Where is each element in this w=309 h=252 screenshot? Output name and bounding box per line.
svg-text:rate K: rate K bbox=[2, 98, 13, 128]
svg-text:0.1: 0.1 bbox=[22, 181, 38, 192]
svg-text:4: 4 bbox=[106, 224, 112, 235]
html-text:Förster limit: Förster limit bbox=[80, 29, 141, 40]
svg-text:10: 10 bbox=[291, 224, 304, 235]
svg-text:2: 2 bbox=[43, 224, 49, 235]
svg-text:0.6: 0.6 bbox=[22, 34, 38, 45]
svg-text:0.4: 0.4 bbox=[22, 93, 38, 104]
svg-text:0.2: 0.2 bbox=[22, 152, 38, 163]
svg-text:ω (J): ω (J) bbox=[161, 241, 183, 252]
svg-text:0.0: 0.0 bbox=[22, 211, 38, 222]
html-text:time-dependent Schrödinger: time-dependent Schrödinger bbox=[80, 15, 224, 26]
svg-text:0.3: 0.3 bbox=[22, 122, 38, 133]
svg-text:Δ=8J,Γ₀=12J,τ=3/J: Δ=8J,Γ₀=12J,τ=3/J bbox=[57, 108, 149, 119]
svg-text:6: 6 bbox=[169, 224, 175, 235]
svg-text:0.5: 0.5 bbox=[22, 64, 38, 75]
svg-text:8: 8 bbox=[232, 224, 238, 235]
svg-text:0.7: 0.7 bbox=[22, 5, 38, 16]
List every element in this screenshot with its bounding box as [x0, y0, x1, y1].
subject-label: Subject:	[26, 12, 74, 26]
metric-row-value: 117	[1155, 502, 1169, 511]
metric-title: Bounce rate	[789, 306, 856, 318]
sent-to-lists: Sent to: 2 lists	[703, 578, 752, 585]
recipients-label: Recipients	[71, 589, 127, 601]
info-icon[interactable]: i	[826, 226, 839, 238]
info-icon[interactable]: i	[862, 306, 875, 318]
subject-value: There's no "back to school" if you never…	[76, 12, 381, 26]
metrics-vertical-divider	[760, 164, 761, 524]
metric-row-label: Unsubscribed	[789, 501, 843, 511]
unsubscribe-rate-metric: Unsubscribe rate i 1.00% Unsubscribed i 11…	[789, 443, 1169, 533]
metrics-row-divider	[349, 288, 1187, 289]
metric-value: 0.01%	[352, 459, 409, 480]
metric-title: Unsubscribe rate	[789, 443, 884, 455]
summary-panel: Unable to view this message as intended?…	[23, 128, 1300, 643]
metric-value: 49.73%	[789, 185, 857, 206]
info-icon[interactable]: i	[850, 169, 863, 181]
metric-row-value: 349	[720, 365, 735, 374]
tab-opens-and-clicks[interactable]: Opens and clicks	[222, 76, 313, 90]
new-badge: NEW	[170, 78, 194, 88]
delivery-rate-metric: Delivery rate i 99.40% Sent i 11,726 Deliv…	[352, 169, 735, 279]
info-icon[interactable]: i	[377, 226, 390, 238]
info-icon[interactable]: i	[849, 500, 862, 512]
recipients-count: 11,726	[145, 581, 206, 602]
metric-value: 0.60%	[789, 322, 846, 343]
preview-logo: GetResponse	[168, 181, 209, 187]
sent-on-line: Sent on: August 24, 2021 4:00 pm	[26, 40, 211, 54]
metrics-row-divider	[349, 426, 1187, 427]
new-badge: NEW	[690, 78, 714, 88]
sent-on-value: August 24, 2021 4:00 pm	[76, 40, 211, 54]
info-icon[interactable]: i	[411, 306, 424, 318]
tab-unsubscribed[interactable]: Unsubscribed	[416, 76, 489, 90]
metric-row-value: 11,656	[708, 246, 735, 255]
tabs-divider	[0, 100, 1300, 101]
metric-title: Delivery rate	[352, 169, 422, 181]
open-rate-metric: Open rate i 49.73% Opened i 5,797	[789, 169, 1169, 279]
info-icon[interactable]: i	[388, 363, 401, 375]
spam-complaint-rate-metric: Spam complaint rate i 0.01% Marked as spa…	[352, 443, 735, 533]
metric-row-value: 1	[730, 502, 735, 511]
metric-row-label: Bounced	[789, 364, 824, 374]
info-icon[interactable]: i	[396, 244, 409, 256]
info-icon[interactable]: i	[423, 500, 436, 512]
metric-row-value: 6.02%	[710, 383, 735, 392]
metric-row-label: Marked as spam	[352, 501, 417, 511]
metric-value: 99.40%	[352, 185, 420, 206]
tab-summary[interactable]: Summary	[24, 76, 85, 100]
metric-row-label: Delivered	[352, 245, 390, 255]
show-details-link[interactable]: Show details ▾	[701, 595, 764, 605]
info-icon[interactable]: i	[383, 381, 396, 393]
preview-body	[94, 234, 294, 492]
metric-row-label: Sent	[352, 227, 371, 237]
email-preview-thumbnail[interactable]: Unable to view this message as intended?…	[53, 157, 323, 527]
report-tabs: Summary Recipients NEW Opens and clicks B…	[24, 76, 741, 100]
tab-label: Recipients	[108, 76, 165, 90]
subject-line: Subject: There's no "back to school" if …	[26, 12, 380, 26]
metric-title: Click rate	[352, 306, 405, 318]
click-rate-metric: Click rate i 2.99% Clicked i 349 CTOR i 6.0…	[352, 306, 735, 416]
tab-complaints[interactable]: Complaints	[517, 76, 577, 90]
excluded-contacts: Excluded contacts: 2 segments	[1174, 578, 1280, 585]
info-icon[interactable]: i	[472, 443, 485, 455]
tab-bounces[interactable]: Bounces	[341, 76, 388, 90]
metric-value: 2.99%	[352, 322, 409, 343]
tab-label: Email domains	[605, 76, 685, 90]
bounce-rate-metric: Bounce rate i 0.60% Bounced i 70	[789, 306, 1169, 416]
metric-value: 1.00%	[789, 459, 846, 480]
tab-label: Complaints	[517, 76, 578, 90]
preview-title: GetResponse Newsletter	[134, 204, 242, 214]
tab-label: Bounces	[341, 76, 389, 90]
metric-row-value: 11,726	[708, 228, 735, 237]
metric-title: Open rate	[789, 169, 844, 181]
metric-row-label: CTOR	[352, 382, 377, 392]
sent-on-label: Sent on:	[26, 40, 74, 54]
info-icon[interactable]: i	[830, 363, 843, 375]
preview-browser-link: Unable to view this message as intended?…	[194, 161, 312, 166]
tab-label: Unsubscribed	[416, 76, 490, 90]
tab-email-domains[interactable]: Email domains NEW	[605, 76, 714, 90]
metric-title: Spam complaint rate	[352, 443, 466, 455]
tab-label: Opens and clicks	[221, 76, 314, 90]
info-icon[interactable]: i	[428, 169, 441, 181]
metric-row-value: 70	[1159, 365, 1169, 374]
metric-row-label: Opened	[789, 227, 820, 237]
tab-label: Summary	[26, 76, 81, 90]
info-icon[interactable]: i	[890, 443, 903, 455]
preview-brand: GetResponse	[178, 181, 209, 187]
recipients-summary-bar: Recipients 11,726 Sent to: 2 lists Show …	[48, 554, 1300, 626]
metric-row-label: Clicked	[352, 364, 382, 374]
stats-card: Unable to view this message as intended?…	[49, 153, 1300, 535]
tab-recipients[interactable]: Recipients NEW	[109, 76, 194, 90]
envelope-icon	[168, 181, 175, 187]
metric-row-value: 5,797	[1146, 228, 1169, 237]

-- WHAT THE TASK ASKS --
Reproduce all of the material above line for line, without changing a single character, number or bracket.

-- COMPLETE OUTPUT --
Where is each element in this w=309 h=252 screenshot? Output name and bounding box per line.
svg-text:rate K: rate K bbox=[2, 98, 13, 128]
svg-text:0.1: 0.1 bbox=[22, 181, 38, 192]
svg-text:4: 4 bbox=[106, 224, 112, 235]
html-text:Förster limit: Förster limit bbox=[80, 29, 141, 40]
svg-text:10: 10 bbox=[291, 224, 304, 235]
svg-text:2: 2 bbox=[43, 224, 49, 235]
svg-text:0.6: 0.6 bbox=[22, 34, 38, 45]
svg-text:0.4: 0.4 bbox=[22, 93, 38, 104]
svg-text:0.2: 0.2 bbox=[22, 152, 38, 163]
svg-text:ω (J): ω (J) bbox=[161, 241, 183, 252]
svg-text:0.0: 0.0 bbox=[22, 211, 38, 222]
html-text:time-dependent Schrödinger: time-dependent Schrödinger bbox=[80, 15, 224, 26]
svg-text:0.3: 0.3 bbox=[22, 122, 38, 133]
svg-text:Δ=8J,Γ₀=12J,τ=3/J: Δ=8J,Γ₀=12J,τ=3/J bbox=[57, 108, 149, 119]
svg-text:6: 6 bbox=[169, 224, 175, 235]
svg-text:0.5: 0.5 bbox=[22, 64, 38, 75]
svg-text:8: 8 bbox=[232, 224, 238, 235]
svg-text:0.7: 0.7 bbox=[22, 5, 38, 16]
List every element in this screenshot with its bounding box as [x0, y0, x1, y1].
subject-label: Subject:	[26, 12, 74, 26]
metric-row-value: 117	[1155, 502, 1169, 511]
metric-title: Bounce rate	[789, 306, 856, 318]
sent-to-lists: Sent to: 2 lists	[703, 578, 752, 585]
recipients-label: Recipients	[71, 589, 127, 601]
info-icon[interactable]: i	[826, 226, 839, 238]
info-icon[interactable]: i	[862, 306, 875, 318]
subject-value: There's no "back to school" if you never…	[76, 12, 381, 26]
metrics-vertical-divider	[760, 164, 761, 524]
metric-row-label: Unsubscribed	[789, 501, 843, 511]
unsubscribe-rate-metric: Unsubscribe rate i 1.00% Unsubscribed i 11…	[789, 443, 1169, 533]
metrics-row-divider	[349, 288, 1187, 289]
metric-value: 0.01%	[352, 459, 409, 480]
metric-title: Unsubscribe rate	[789, 443, 884, 455]
summary-panel: Unable to view this message as intended?…	[23, 128, 1300, 643]
metric-value: 49.73%	[789, 185, 857, 206]
info-icon[interactable]: i	[850, 169, 863, 181]
metric-row-value: 349	[720, 365, 735, 374]
tab-opens-and-clicks[interactable]: Opens and clicks	[222, 76, 313, 90]
new-badge: NEW	[170, 78, 194, 88]
delivery-rate-metric: Delivery rate i 99.40% Sent i 11,726 Deliv…	[352, 169, 735, 279]
info-icon[interactable]: i	[377, 226, 390, 238]
info-icon[interactable]: i	[849, 500, 862, 512]
recipients-count: 11,726	[145, 581, 206, 602]
metric-value: 0.60%	[789, 322, 846, 343]
preview-logo: GetResponse	[168, 181, 209, 187]
sent-on-line: Sent on: August 24, 2021 4:00 pm	[26, 40, 211, 54]
metrics-row-divider	[349, 426, 1187, 427]
new-badge: NEW	[690, 78, 714, 88]
sent-on-value: August 24, 2021 4:00 pm	[76, 40, 211, 54]
info-icon[interactable]: i	[411, 306, 424, 318]
tab-unsubscribed[interactable]: Unsubscribed	[416, 76, 489, 90]
metric-row-value: 11,656	[708, 246, 735, 255]
tabs-divider	[0, 100, 1300, 101]
metric-title: Delivery rate	[352, 169, 422, 181]
open-rate-metric: Open rate i 49.73% Opened i 5,797	[789, 169, 1169, 279]
info-icon[interactable]: i	[388, 363, 401, 375]
spam-complaint-rate-metric: Spam complaint rate i 0.01% Marked as spa…	[352, 443, 735, 533]
metric-row-value: 1	[730, 502, 735, 511]
metric-row-label: Bounced	[789, 364, 824, 374]
info-icon[interactable]: i	[396, 244, 409, 256]
info-icon[interactable]: i	[423, 500, 436, 512]
metric-row-value: 6.02%	[710, 383, 735, 392]
metric-row-label: Marked as spam	[352, 501, 417, 511]
metric-value: 99.40%	[352, 185, 420, 206]
tab-summary[interactable]: Summary	[24, 76, 85, 100]
metric-row-label: Delivered	[352, 245, 390, 255]
show-details-link[interactable]: Show details ▾	[701, 595, 764, 605]
info-icon[interactable]: i	[383, 381, 396, 393]
preview-body	[94, 234, 294, 492]
metric-row-label: Sent	[352, 227, 371, 237]
email-preview-thumbnail[interactable]: Unable to view this message as intended?…	[53, 157, 323, 527]
report-tabs: Summary Recipients NEW Opens and clicks B…	[24, 76, 741, 100]
tab-label: Recipients	[108, 76, 165, 90]
subject-line: Subject: There's no "back to school" if …	[26, 12, 380, 26]
metric-title: Click rate	[352, 306, 405, 318]
click-rate-metric: Click rate i 2.99% Clicked i 349 CTOR i 6.0…	[352, 306, 735, 416]
tab-complaints[interactable]: Complaints	[517, 76, 577, 90]
excluded-contacts: Excluded contacts: 2 segments	[1174, 578, 1280, 585]
info-icon[interactable]: i	[472, 443, 485, 455]
tab-bounces[interactable]: Bounces	[341, 76, 388, 90]
metric-value: 2.99%	[352, 322, 409, 343]
tab-label: Email domains	[605, 76, 685, 90]
bounce-rate-metric: Bounce rate i 0.60% Bounced i 70	[789, 306, 1169, 416]
metric-value: 1.00%	[789, 459, 846, 480]
tab-label: Complaints	[517, 76, 578, 90]
preview-title: GetResponse Newsletter	[134, 204, 242, 214]
tab-label: Bounces	[341, 76, 389, 90]
metric-row-value: 11,726	[708, 228, 735, 237]
metric-title: Open rate	[789, 169, 844, 181]
metric-row-label: CTOR	[352, 382, 377, 392]
sent-on-label: Sent on:	[26, 40, 74, 54]
info-icon[interactable]: i	[830, 363, 843, 375]
preview-browser-link: Unable to view this message as intended?…	[194, 161, 312, 166]
tab-label: Unsubscribed	[416, 76, 490, 90]
tab-email-domains[interactable]: Email domains NEW	[605, 76, 714, 90]
metric-title: Spam complaint rate	[352, 443, 466, 455]
tab-label: Opens and clicks	[221, 76, 314, 90]
info-icon[interactable]: i	[428, 169, 441, 181]
metric-row-value: 70	[1159, 365, 1169, 374]
metric-row-label: Opened	[789, 227, 820, 237]
tab-label: Summary	[26, 76, 81, 90]
info-icon[interactable]: i	[890, 443, 903, 455]
preview-brand: GetResponse	[178, 181, 209, 187]
recipients-summary-bar: Recipients 11,726 Sent to: 2 lists Show …	[48, 554, 1300, 626]
metric-row-label: Clicked	[352, 364, 382, 374]
stats-card: Unable to view this message as intended?…	[49, 153, 1300, 535]
tab-recipients[interactable]: Recipients NEW	[109, 76, 194, 90]
envelope-icon	[168, 181, 175, 187]
metric-row-value: 5,797	[1146, 228, 1169, 237]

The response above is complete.